- **Data excerpts**
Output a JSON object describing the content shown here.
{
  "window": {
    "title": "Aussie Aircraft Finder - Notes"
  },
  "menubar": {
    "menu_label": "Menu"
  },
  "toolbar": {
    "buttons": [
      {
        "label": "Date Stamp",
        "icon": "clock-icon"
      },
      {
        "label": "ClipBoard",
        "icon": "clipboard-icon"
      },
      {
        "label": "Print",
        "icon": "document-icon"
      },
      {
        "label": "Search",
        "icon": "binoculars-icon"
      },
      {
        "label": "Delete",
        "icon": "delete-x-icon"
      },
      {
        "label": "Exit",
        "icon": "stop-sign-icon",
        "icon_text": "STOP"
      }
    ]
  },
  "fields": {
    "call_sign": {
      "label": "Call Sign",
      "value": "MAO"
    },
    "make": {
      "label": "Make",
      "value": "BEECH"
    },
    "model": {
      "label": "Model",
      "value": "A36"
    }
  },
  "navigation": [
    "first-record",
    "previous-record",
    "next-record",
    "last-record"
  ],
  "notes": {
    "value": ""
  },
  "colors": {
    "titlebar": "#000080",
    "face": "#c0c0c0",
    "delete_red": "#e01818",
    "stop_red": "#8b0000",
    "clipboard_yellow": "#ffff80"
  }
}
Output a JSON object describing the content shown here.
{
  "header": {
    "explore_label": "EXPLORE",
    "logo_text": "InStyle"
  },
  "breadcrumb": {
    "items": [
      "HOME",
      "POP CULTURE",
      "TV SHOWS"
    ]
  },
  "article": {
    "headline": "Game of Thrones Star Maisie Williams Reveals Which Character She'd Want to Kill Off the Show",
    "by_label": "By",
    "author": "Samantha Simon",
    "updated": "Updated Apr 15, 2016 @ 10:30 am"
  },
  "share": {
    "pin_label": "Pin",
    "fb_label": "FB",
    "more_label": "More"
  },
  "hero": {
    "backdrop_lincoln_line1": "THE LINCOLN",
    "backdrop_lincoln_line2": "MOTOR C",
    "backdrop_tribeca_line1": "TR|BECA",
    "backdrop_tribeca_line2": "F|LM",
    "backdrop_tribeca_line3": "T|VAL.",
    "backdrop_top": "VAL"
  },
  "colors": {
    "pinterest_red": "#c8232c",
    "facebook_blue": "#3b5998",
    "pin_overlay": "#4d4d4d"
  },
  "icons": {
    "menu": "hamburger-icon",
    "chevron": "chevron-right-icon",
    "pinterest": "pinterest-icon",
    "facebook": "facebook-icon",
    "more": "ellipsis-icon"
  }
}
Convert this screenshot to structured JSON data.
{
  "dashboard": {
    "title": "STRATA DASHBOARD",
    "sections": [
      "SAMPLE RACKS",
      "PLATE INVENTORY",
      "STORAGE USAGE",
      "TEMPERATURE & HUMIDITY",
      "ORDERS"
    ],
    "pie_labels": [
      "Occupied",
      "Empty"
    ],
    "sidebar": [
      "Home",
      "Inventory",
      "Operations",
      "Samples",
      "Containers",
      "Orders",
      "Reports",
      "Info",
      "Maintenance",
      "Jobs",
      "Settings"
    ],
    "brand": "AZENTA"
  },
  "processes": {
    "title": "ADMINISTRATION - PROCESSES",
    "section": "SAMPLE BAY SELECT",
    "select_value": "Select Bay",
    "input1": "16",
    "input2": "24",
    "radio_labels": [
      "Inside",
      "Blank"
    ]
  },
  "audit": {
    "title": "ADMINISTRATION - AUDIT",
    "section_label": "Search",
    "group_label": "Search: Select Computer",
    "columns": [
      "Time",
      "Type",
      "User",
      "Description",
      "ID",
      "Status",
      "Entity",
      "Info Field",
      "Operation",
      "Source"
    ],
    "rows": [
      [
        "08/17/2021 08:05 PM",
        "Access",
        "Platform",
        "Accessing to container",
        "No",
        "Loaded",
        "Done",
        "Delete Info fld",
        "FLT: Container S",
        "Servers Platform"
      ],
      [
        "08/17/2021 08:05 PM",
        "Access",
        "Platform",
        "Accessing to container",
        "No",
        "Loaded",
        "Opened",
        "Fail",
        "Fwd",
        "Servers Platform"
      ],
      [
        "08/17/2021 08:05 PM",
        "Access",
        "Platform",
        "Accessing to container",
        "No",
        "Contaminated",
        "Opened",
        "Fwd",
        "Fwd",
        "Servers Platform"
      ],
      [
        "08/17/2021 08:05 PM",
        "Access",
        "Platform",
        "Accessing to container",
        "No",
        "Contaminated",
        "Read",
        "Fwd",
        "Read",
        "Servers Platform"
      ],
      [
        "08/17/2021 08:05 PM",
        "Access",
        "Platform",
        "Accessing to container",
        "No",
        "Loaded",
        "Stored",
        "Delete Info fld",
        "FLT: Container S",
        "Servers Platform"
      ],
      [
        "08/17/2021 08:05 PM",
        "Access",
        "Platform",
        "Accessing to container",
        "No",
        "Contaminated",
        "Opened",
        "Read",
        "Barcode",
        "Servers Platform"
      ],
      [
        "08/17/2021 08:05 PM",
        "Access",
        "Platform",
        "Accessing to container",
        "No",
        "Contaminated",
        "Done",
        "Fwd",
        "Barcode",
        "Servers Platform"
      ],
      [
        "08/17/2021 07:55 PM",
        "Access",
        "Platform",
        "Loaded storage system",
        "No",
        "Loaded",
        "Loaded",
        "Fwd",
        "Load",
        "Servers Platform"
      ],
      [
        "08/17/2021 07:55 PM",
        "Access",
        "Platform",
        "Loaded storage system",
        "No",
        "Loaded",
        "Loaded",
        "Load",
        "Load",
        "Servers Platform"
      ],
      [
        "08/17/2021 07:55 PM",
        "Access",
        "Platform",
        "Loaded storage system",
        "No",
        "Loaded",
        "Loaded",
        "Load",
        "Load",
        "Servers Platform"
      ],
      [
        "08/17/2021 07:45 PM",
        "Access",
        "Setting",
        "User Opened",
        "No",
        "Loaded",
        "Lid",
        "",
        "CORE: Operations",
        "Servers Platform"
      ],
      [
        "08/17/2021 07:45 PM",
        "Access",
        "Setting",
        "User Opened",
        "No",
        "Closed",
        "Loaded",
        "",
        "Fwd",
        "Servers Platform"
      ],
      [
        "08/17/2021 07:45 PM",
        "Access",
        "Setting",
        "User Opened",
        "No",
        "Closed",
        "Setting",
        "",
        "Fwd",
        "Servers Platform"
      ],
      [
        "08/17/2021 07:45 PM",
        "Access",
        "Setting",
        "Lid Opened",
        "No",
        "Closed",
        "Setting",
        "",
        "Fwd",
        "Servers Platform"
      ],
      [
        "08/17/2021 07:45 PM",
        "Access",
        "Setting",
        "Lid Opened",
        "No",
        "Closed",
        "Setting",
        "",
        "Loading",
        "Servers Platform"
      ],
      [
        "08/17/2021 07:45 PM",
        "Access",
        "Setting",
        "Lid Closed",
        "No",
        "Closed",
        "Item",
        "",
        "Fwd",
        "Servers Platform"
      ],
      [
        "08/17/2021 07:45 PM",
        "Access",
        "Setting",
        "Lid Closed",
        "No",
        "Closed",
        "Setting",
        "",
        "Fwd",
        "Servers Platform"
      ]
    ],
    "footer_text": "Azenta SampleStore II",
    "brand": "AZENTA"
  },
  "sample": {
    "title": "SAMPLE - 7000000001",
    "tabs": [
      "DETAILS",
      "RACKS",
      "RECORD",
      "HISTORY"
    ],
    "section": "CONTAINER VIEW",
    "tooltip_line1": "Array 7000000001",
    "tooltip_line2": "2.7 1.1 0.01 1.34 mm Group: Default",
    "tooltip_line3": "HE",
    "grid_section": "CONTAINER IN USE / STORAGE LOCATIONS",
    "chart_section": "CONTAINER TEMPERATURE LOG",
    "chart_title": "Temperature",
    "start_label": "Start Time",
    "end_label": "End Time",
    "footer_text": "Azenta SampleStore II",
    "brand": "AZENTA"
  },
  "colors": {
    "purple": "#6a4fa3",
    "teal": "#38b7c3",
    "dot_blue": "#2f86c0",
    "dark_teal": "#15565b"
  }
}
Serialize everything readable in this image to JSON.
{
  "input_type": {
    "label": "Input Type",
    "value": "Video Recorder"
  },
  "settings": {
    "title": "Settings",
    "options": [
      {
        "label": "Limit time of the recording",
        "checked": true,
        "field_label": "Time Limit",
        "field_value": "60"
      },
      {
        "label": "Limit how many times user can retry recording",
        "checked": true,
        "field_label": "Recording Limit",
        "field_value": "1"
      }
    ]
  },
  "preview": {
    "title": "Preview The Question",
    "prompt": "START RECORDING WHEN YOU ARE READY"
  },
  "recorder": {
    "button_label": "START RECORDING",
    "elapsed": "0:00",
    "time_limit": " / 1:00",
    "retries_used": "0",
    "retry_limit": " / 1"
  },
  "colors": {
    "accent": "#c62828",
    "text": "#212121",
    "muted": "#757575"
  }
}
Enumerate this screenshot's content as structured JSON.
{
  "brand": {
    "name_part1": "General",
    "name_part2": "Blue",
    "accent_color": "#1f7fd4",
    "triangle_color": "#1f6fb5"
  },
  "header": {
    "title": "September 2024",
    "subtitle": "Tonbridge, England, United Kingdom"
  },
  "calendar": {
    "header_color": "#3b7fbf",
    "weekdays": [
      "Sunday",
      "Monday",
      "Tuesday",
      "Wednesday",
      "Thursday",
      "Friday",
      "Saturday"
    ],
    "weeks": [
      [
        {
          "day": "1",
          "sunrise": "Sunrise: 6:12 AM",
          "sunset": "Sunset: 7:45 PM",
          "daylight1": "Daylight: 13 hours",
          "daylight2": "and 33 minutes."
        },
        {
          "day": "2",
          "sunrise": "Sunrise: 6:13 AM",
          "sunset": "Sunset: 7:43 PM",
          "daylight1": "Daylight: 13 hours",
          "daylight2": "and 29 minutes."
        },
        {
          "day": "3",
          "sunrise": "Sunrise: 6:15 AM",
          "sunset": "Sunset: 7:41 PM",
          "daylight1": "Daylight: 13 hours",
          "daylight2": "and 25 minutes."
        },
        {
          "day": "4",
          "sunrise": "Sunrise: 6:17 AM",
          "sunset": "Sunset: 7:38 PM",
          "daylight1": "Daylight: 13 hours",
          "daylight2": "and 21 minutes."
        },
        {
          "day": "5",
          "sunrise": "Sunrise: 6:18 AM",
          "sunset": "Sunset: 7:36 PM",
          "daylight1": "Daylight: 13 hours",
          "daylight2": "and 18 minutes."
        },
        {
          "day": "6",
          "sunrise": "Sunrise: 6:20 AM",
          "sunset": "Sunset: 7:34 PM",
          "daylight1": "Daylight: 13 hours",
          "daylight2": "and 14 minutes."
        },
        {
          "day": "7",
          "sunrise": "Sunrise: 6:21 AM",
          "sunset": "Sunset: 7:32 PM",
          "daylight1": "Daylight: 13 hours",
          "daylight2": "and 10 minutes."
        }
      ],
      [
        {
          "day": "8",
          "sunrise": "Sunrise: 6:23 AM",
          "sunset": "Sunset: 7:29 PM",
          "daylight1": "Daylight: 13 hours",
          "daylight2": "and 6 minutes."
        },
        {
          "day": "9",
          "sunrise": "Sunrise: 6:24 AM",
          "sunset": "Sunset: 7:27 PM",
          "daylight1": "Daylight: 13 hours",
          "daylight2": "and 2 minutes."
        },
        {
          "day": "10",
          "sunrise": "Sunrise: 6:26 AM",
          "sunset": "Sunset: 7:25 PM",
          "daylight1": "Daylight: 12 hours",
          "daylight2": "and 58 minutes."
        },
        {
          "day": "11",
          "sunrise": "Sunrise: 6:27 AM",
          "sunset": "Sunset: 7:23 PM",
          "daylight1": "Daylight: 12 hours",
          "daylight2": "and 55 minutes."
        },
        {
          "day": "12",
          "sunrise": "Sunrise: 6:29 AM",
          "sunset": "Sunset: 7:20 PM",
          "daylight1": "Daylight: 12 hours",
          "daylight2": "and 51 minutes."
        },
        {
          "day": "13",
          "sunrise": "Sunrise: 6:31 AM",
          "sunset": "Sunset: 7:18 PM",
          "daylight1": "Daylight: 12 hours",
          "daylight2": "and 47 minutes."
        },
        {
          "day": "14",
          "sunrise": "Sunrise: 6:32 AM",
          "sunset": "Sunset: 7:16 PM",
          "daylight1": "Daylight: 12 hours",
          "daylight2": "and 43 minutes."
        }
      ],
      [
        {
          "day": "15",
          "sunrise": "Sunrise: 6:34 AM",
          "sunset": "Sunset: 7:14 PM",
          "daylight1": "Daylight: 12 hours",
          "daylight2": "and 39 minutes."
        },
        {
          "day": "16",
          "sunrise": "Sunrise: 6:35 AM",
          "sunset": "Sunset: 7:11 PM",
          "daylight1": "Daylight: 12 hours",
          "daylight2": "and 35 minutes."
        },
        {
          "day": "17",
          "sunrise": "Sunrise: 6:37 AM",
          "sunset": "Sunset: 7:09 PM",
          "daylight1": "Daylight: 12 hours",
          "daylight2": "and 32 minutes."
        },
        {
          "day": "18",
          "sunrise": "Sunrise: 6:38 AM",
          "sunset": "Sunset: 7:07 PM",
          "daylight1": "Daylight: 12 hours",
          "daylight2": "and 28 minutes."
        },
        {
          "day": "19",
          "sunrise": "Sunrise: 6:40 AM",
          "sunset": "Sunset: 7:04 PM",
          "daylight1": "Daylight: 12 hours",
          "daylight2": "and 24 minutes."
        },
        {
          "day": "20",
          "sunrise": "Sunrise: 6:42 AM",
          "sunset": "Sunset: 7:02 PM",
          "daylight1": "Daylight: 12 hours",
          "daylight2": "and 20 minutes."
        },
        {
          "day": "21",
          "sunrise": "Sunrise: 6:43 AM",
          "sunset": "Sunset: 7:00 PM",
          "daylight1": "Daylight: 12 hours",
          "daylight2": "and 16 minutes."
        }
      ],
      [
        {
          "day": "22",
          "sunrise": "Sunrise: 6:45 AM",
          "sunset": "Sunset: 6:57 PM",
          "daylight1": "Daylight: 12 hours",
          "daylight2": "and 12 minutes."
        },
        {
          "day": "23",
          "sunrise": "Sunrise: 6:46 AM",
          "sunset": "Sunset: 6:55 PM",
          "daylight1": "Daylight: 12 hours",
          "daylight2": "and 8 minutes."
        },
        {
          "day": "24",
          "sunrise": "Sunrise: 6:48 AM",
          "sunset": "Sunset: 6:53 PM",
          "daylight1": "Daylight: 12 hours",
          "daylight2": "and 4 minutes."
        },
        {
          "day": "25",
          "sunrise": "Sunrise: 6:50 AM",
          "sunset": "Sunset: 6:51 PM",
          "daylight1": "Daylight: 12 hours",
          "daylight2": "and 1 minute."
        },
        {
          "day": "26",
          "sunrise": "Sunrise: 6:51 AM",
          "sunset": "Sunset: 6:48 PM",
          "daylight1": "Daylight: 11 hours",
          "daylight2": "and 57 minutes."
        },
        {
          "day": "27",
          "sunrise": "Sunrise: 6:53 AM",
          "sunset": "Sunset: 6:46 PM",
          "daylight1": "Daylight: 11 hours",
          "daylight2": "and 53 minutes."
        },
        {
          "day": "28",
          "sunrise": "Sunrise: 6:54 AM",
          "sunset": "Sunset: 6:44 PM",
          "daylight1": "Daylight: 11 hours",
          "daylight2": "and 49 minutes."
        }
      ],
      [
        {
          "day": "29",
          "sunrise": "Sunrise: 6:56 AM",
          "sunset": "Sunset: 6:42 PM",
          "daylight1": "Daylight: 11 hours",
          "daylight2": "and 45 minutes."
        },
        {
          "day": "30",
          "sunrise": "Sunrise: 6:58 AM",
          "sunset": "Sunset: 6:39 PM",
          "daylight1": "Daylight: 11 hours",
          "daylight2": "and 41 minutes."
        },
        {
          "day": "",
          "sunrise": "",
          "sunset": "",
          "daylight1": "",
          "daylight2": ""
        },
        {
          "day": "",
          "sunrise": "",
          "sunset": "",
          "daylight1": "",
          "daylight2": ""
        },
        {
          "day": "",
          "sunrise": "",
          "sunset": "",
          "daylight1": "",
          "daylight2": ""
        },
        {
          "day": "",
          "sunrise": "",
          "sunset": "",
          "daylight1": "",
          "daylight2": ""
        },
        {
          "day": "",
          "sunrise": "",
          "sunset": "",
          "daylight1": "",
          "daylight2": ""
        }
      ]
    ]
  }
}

- **Problem to solve**
Check the data for the word "ADMINISTRATION" and pull out the lines that have it.

- **Response to this task**
    "title": "ADMINISTRATION - PROCESSES",
    "title": "ADMINISTRATION - AUDIT",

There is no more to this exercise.